(Extracted records)
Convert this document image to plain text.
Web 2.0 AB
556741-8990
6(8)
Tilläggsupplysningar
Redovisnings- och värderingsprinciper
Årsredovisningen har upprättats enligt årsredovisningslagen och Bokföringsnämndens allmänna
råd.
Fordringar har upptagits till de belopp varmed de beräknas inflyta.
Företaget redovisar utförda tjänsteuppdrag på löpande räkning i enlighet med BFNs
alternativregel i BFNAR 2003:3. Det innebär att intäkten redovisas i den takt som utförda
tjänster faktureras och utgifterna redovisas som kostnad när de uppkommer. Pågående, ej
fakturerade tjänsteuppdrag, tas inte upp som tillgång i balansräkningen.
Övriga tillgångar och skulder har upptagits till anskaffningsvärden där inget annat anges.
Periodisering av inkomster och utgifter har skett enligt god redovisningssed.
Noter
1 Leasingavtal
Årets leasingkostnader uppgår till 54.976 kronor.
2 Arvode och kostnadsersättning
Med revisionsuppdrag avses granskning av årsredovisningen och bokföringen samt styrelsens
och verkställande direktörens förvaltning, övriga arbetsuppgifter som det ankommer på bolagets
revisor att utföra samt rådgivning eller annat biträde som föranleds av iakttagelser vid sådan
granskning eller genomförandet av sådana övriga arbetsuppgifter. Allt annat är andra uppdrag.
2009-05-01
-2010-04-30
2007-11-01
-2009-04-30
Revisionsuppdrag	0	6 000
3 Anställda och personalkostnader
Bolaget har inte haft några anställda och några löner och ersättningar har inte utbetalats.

TASK BRIEF
Search the entries for the word "utförda", then copy every line in which it is found.

RESPONSE FOR THIS EXERCISE
Företaget redovisar utförda tjänsteuppdrag på löpande räkning i enlighet med BFNs
alternativregel i BFNAR 2003:3. Det innebär att intäkten redovisas i den takt som utförda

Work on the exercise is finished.